Required tasks
- A) In the article on AWS X-Ray, how long ago was X-Ray introduced?
- B) Using the article on AWS X-Ray, decide whether each statement agrees with it: (i) the sample data enrichment flow has about 50 enrichment attributes; (ii) the service map is one of the newly released features; (iii) X-Ray must always be added by hand when using Lambda.

May 01, 2019
AWS just released a new set of features to X-Ray that can make debugging life much easier, whether it is to better understand complex serverless architectures, user flow, or to spot high error rates and outliers.
* For those of you who are already familiar with X-Ray and distributed tracing, well, if you insist - you can skip the intro straight to the "what new features are there?" paragraph
Deciding to go serverless with your applications is definitely a good choice. The advantages are clear: you pay as you go, scalability isn't a concern, and you literally can just focus on your business logic. By the nature of things, when you use a Function-as-a-Service platform (e.g. AWS Lambda), the service distribution of your application increases, optimally by having a set of functions per application development domain. A well distributed application has some clear benefits we all are already aware of, but its biggest downside is even clearer - understanding what's going on under the hood is VERY difficult.
Let's say, for instance - you run a data enrichment flow. Your flow isn't even very complex; there's a source input and about 50 enrichment attributes, each having different logic, implemented with a different set of functions. Some are enriched via static data sources, some run crawlers, some use external APIs and some even analyze a picture or two. Let's assume function number 26 failed. It failed because it relied on function 15's enriched attribute, and function 15 gave a wrong output because it relied on function 4's output, which was wrong because the input wasn't sanitized properly. Sounds like a pain? Well, it is. And finding that root cause isn't trivial at all when all you have are CloudWatch logs.
So, where is this article going? Well, the title probably gave a small hint - distributed tracing.
While there are many solutions out there, we will focus on AWS X-Ray, which was introduced only about 3 years ago and made troubleshooting such issues much easier I can't say it's an easy task, but it made the application monitoring experience much better.
Let’s move on to the interesting analytics features AWS just announced lately. These features answer many questions that couldn’t be answered before in quite an elegant way.
Some of those questions include:
Starting with the service map, which isn't a new thing at all, you can already get a feeling for your architecture, response times and error rates. A service map can be generated and filtered for different attributes and is definitely a good starting point. Not to mention that when using Lambda, X-Ray can be bundled in automatically. And with a bit of instrumentation to your functions, you can add some important metadata like source request ID, source input, username, country, or anything similar you would want to analyze and compare in the future. -Go ahead and start collecting data so you can play around with the service map to find out relationships.
Let's assume we found out user NuwebaIsAwesome wasn't hallucinating after all in our previous question and actually errored out a lot plus had some big latencies. How can we investigate this issue? And how is the flow caused by the error differs from other users’? Or even from the same user's experience from a day ago? Well, all these questions are great, and are much easier to answer now with X-Ray’s new analytics feature.

Excerpted data
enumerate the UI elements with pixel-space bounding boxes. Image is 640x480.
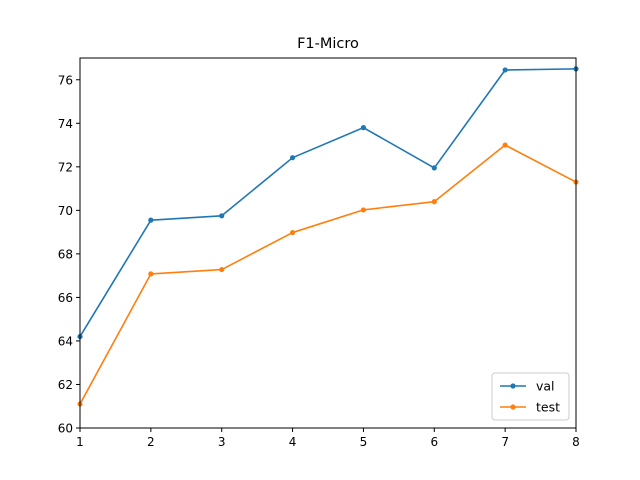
data-point-val: [502, 67, 508, 73]
series-line-val: [79, 68, 577, 338]
data-point-test: [431, 199, 437, 205]
legend-marker-test: [510, 404, 516, 410]
legend: val test: [491, 372, 570, 421]
legend-label-val: val: [536, 379, 555, 394]
x-tick-label: 4: [289, 435, 297, 449]
y-tick-label: 74: [58, 117, 73, 131]
data-point-val: [431, 165, 437, 171]
axis-ticks: 1 2 3 4 5 6 7 8 60 62 64 66 68 70 72 74 76: [58, 73, 580, 449]
y-tick-label: 72: [58, 160, 73, 174]
data-point-val: [219, 213, 225, 219]
x-tick-label: 6: [430, 435, 438, 449]
y-tick-label: 62: [58, 378, 73, 392]
data-point-test: [502, 142, 508, 148]
data-point-test: [219, 266, 225, 273]
x-tick-label: 1: [76, 435, 84, 449]
x-tick-label: 5: [360, 435, 368, 449]
y-tick-label: 66: [58, 291, 73, 305]
x-tick-label: 8: [572, 435, 580, 449]
series-layer: [77, 66, 579, 407]
x-tick-label: 2: [147, 435, 155, 449]
data-point-val: [289, 155, 296, 161]
data-point-val: [148, 217, 154, 223]
y-tick-label: 70: [58, 204, 73, 218]
x-tick-label: 7: [501, 435, 509, 449]
x-tick-label: 3: [218, 435, 226, 449]
data-point-val: [360, 125, 367, 131]
series-line-test: [79, 144, 577, 405]
data-point-test: [360, 207, 367, 213]
legend-label-test: test: [536, 400, 560, 415]
data-point-test: [148, 271, 154, 277]
plot-frame: [79, 57, 577, 429]
y-tick-label: 64: [58, 334, 73, 348]
y-tick-label: 60: [58, 422, 73, 436]
chart-title: F1-Micro: [297, 36, 359, 52]
y-tick-label: 68: [58, 247, 73, 261]
legend-marker-val: [510, 383, 516, 389]
data-point-test: [289, 229, 296, 236]
y-tick-label: 76: [58, 73, 73, 87]
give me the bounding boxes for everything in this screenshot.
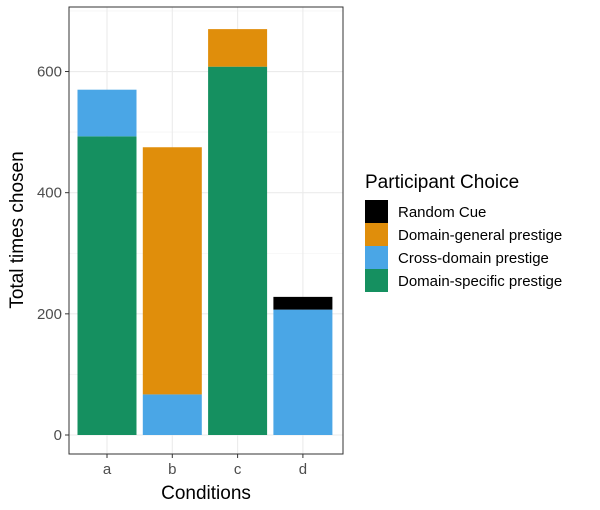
legend-title: Participant Choice [365,172,519,193]
bar-segment [77,89,137,137]
legend-label: Domain-general prestige [398,227,562,244]
bar-segment [142,394,202,435]
legend-label: Domain-specific prestige [398,273,562,290]
bar-segment [208,66,268,436]
y-axis: 0 200 400 600 [37,64,69,444]
y-tick-label: 200 [37,306,62,323]
x-axis: a b c d [103,454,307,478]
legend-swatch [365,269,388,292]
panel-border [68,6,344,455]
x-axis-title: Conditions [161,483,251,504]
bar-segment [273,296,333,310]
y-axis-title: Total times chosen [7,151,28,308]
legend: Participant Choice Random Cue Domain-gene… [365,172,562,292]
legend-swatch [365,223,388,246]
legend-label: Cross-domain prestige [398,250,549,267]
legend-swatch [365,200,388,223]
y-tick-label: 400 [37,185,62,202]
bar-segment [142,147,202,395]
y-tick-label: 600 [37,64,62,81]
x-tick-label: a [103,461,112,478]
x-tick-label: d [299,461,307,478]
x-tick-label: b [168,461,176,478]
bar-segment [208,29,268,67]
bars [77,29,333,436]
y-tick-label: 0 [54,427,62,444]
legend-swatch [365,246,388,269]
bar-segment [77,136,137,435]
bar-segment [273,309,333,435]
legend-label: Random Cue [398,204,486,221]
x-tick-label: c [234,461,242,478]
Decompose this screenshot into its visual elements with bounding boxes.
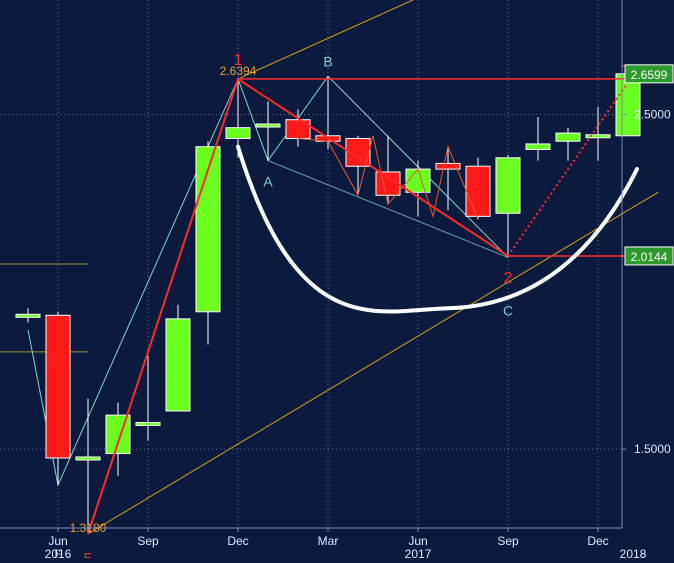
channel-lower-line [87, 191, 659, 535]
candle-body [465, 165, 491, 217]
letter-label: F [54, 547, 61, 558]
minor-zigzag-line [297, 135, 479, 220]
x-tick-label: Mar [318, 534, 339, 548]
candle-body [435, 162, 461, 170]
candle-body [525, 143, 551, 150]
candle-body [495, 157, 521, 214]
projection-dotted-line [507, 73, 635, 257]
candle-body [105, 414, 131, 455]
candle-body [255, 123, 281, 128]
x-tick-label: Sep [497, 534, 519, 548]
harmonic-leg-line [267, 160, 509, 258]
price-label: 2.6394 [220, 64, 257, 78]
candle-body [195, 146, 221, 313]
price-tag-box [624, 246, 674, 266]
x-tick-label: Dec [587, 534, 608, 548]
candle-body [165, 318, 191, 412]
x-tick-label: Jun [408, 534, 427, 548]
wave-label: 2 [504, 270, 513, 287]
wave-label: 1 [234, 52, 243, 69]
candle-body [585, 134, 611, 139]
wave-label: 5 [84, 551, 93, 558]
x-year-label: 2017 [405, 547, 432, 558]
candle-body [225, 127, 251, 139]
x-tick-label: Dec [227, 534, 248, 548]
x-tick-label: Sep [137, 534, 159, 548]
price-tag-box [624, 64, 674, 84]
x-year-label: 2018 [620, 547, 647, 558]
cup-arc [236, 144, 639, 314]
candle-body [555, 132, 581, 142]
y-tick-label: 1.5000 [634, 442, 671, 456]
candle-body [285, 119, 311, 139]
x-tick-label: Jun [48, 534, 67, 548]
candle-body [135, 421, 161, 426]
wave-zigzag-line [87, 77, 509, 535]
price-tag-label: 2.0144 [631, 250, 668, 264]
harmonic-label: A [263, 174, 273, 190]
x-year-label: 2016 [45, 547, 72, 558]
harmonic-label: B [323, 53, 332, 69]
channel-upper-line [237, 0, 415, 80]
candle-body [15, 313, 41, 318]
harmonic-label: C [503, 302, 513, 318]
candle-body [45, 314, 71, 459]
y-tick-label: 2.5000 [634, 107, 671, 121]
price-tag-label: 2.6599 [631, 68, 668, 82]
candle-body [75, 456, 101, 461]
candle-body [405, 168, 431, 193]
harmonic-pattern-line [27, 75, 509, 487]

Responses to the exercise
- A) About 3 years ago.

- B)
(i) Yes: "there's a source input and about 50 enrichment attributes"
(ii) No: "Starting with the service map, which isn't a new thing at all"
(iii) No: "when using Lambda, X-Ray can be bundled in automatically"